-- BEGIN EXERCISE MATERIAL --

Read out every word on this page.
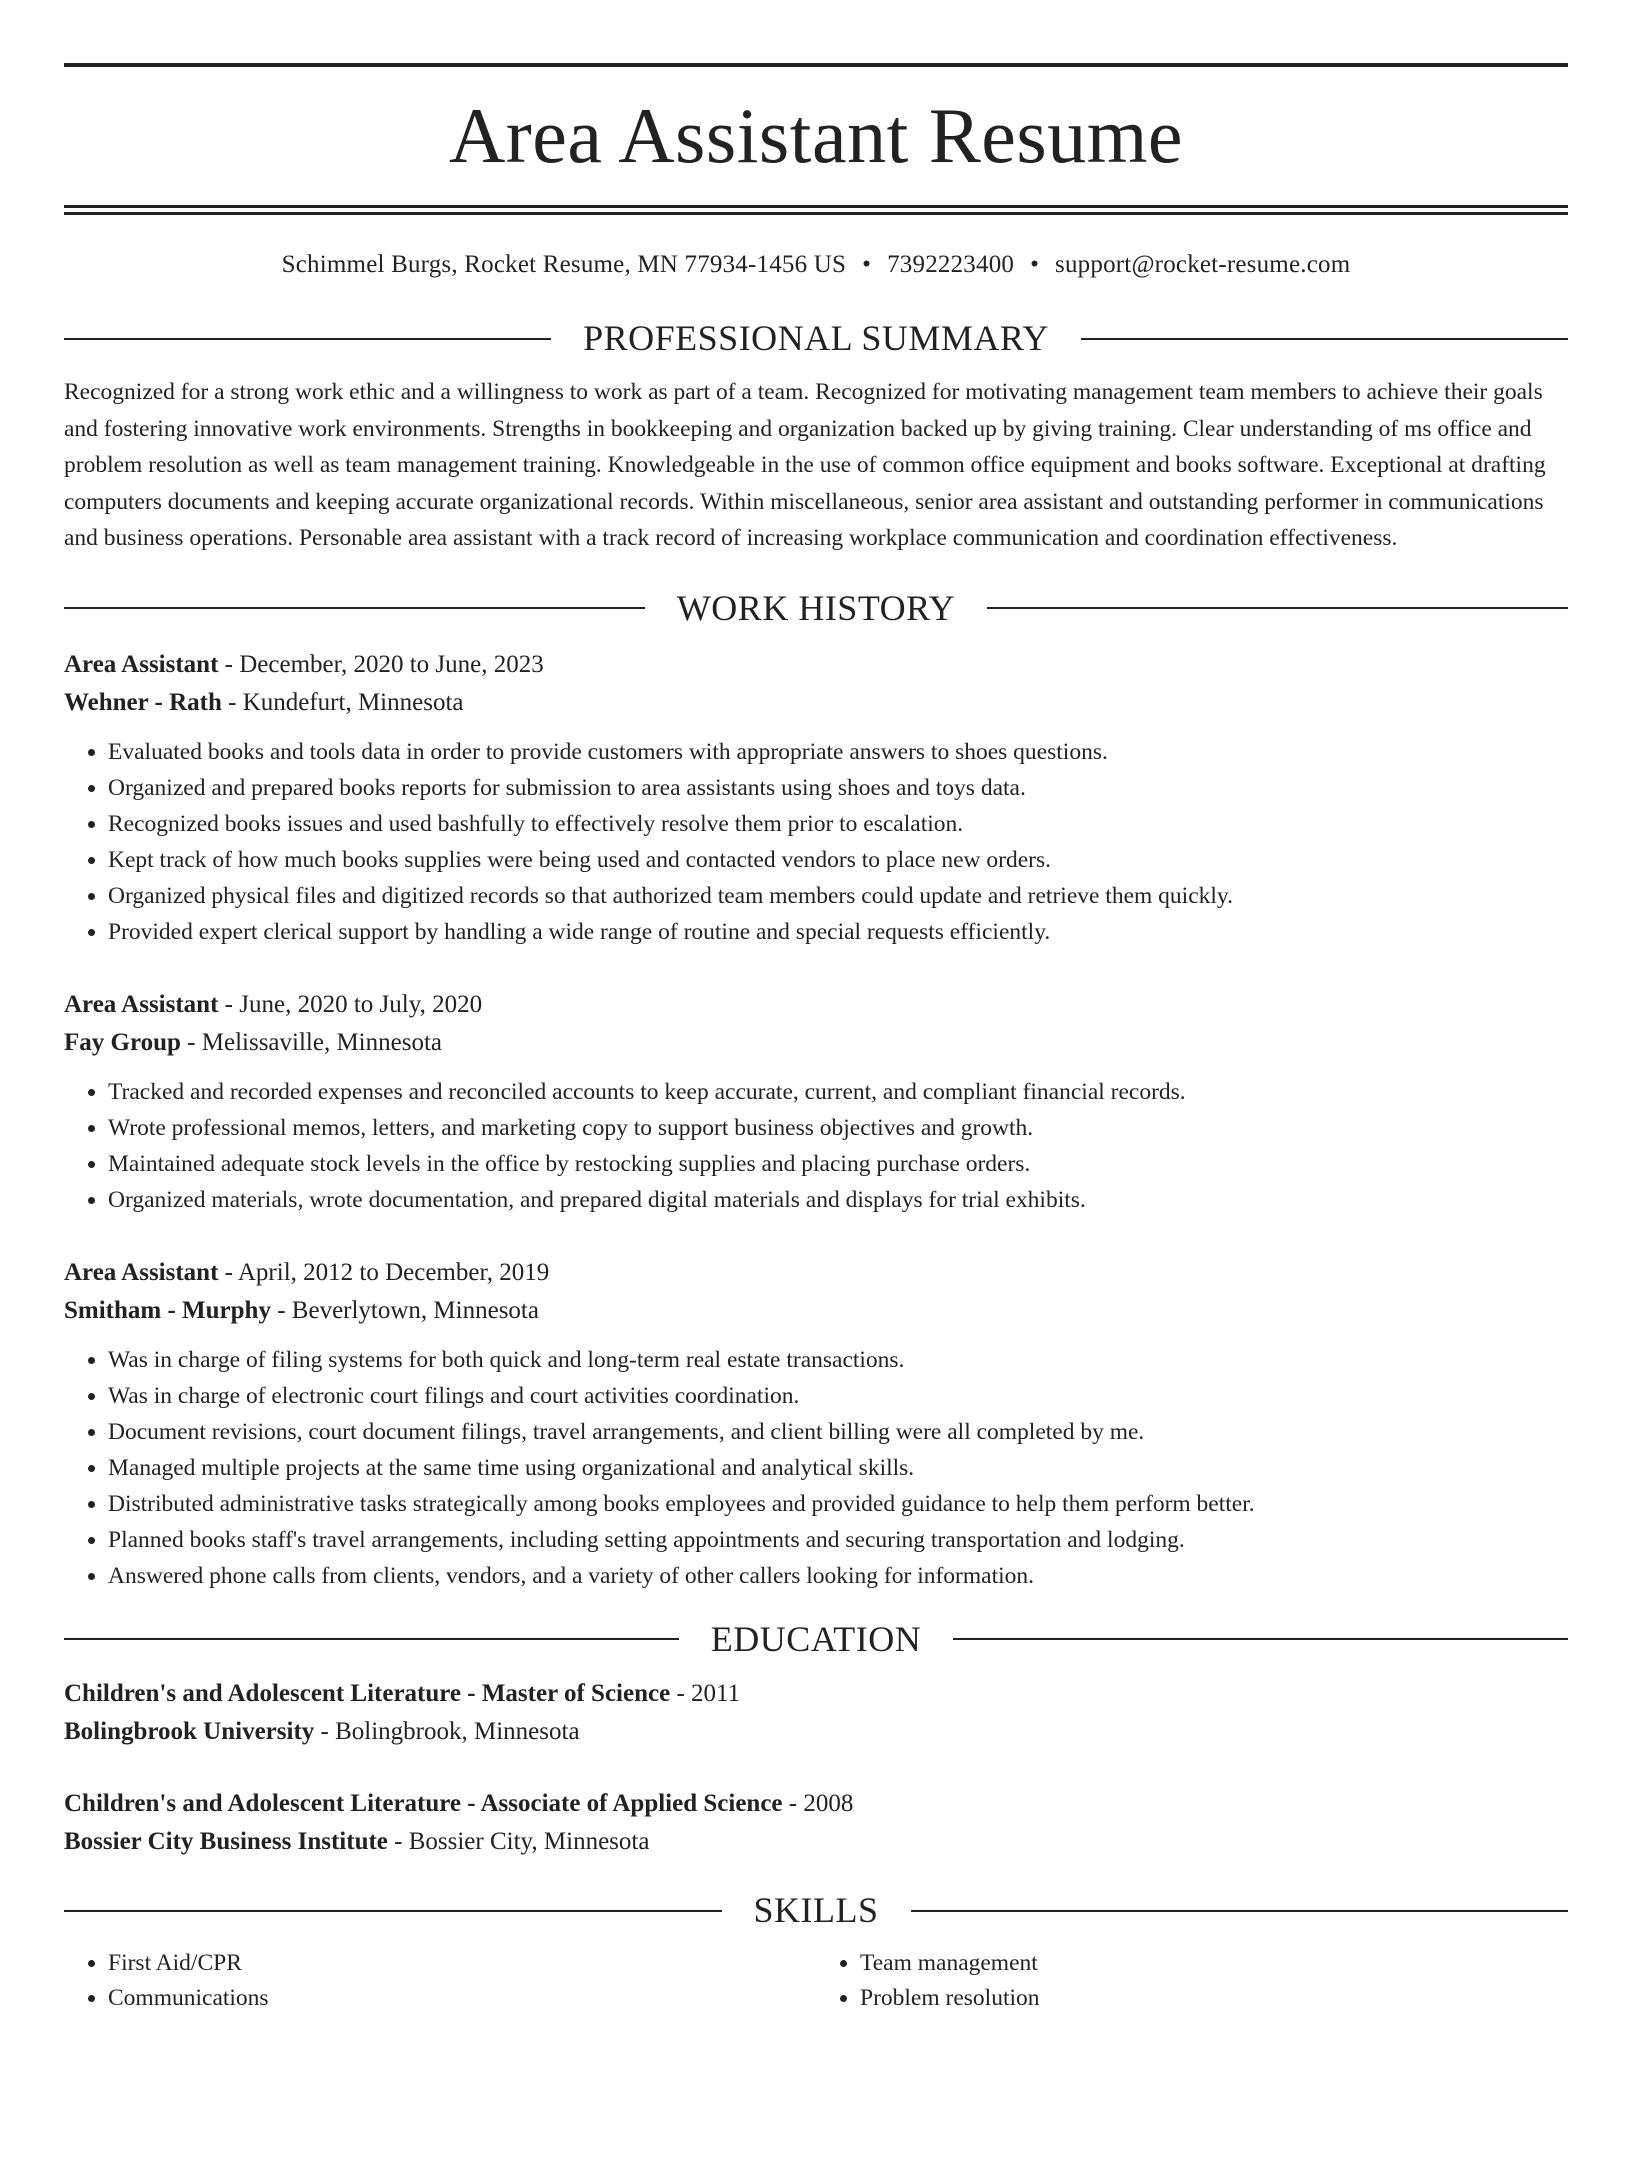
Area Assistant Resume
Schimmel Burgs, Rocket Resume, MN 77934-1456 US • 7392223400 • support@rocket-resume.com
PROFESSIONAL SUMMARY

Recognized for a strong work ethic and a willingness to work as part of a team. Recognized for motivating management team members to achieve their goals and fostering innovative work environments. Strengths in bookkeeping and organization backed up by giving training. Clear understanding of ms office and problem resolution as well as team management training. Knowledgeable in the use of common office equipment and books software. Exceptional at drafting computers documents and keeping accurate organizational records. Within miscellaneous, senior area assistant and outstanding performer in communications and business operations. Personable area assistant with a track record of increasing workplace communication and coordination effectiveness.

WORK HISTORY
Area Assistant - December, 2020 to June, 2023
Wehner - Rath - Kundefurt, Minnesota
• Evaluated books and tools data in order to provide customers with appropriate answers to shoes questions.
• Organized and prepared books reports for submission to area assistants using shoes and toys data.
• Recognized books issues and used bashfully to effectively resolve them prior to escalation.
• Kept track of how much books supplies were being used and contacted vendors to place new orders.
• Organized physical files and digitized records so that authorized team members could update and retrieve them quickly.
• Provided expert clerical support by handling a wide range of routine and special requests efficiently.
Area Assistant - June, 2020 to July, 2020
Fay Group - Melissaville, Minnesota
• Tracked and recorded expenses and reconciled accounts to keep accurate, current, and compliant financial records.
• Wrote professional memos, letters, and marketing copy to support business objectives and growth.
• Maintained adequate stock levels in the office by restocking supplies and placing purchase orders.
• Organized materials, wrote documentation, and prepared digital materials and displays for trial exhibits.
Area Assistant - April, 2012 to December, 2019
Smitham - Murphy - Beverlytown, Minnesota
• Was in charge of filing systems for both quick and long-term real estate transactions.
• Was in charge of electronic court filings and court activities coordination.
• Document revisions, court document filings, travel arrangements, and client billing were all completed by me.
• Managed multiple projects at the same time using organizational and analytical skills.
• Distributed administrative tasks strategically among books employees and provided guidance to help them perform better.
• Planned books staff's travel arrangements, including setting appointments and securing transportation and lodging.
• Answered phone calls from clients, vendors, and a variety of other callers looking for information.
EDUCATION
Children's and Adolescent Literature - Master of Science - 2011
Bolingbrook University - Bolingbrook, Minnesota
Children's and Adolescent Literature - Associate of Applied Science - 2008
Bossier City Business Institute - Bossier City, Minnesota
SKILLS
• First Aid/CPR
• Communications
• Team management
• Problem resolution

-- END EXERCISE MATERIAL --
-- BEGIN EXERCISE MATERIAL --

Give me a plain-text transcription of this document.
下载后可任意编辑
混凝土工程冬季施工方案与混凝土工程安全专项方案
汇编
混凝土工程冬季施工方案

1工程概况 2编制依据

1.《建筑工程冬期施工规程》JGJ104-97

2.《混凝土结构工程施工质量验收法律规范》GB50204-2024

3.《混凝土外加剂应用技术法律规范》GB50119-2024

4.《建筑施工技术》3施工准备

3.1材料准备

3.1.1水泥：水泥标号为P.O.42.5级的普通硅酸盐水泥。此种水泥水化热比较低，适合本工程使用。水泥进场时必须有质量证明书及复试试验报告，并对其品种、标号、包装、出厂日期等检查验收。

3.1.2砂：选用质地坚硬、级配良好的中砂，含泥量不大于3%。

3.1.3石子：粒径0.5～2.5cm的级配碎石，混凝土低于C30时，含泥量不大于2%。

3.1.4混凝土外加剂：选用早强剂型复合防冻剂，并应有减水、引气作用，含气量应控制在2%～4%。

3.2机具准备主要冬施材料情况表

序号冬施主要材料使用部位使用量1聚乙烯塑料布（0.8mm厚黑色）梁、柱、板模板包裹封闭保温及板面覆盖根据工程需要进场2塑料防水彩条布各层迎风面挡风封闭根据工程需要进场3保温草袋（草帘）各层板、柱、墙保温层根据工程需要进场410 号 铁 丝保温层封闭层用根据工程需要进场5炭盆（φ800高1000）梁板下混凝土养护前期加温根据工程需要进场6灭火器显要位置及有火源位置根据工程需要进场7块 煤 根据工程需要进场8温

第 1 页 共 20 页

-- END EXERCISE MATERIAL --
-- BEGIN EXERCISE MATERIAL --

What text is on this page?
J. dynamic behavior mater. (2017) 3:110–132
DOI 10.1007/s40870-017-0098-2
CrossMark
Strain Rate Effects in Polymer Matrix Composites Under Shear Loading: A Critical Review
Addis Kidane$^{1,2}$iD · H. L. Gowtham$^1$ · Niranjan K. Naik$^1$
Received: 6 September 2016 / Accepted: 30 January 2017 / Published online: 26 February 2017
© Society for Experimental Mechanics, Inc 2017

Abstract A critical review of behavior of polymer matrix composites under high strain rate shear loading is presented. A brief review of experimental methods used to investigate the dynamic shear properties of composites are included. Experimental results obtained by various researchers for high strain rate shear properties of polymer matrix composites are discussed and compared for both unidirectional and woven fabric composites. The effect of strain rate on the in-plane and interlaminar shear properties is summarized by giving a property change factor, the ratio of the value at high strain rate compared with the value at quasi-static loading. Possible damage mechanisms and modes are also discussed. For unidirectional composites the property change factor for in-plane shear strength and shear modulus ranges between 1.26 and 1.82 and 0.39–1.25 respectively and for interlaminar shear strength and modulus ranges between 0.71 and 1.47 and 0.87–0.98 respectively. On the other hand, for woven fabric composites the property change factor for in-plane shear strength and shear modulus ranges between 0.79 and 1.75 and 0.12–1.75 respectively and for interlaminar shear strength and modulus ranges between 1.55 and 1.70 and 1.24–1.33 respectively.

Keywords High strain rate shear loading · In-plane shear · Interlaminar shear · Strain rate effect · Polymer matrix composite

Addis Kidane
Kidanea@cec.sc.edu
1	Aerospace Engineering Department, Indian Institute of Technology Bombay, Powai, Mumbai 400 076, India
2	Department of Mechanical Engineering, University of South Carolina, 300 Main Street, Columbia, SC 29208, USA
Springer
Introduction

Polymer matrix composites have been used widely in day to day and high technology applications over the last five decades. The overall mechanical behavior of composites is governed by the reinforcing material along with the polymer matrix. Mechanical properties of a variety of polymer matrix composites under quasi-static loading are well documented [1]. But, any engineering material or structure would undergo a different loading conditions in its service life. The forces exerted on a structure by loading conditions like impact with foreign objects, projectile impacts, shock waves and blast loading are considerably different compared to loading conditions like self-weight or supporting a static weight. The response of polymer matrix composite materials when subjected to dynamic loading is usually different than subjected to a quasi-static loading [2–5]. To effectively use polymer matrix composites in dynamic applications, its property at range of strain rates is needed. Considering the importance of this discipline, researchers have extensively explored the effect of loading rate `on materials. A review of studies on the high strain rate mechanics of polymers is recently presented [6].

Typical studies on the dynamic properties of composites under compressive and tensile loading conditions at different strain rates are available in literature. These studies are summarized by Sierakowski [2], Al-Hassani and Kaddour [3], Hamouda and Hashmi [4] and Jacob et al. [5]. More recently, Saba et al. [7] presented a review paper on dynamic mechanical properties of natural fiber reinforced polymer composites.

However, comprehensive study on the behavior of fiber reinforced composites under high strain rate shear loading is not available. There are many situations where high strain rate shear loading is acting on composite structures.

-- END EXERCISE MATERIAL --

_SHORT PROBLEM_
Copy out all lines above that include the string "Resume".

_EXERCISE ANSWER_
Area Assistant Resume
Schimmel Burgs, Rocket Resume, MN 77934-1456 US • 7392223400 • support@rocket-resume.com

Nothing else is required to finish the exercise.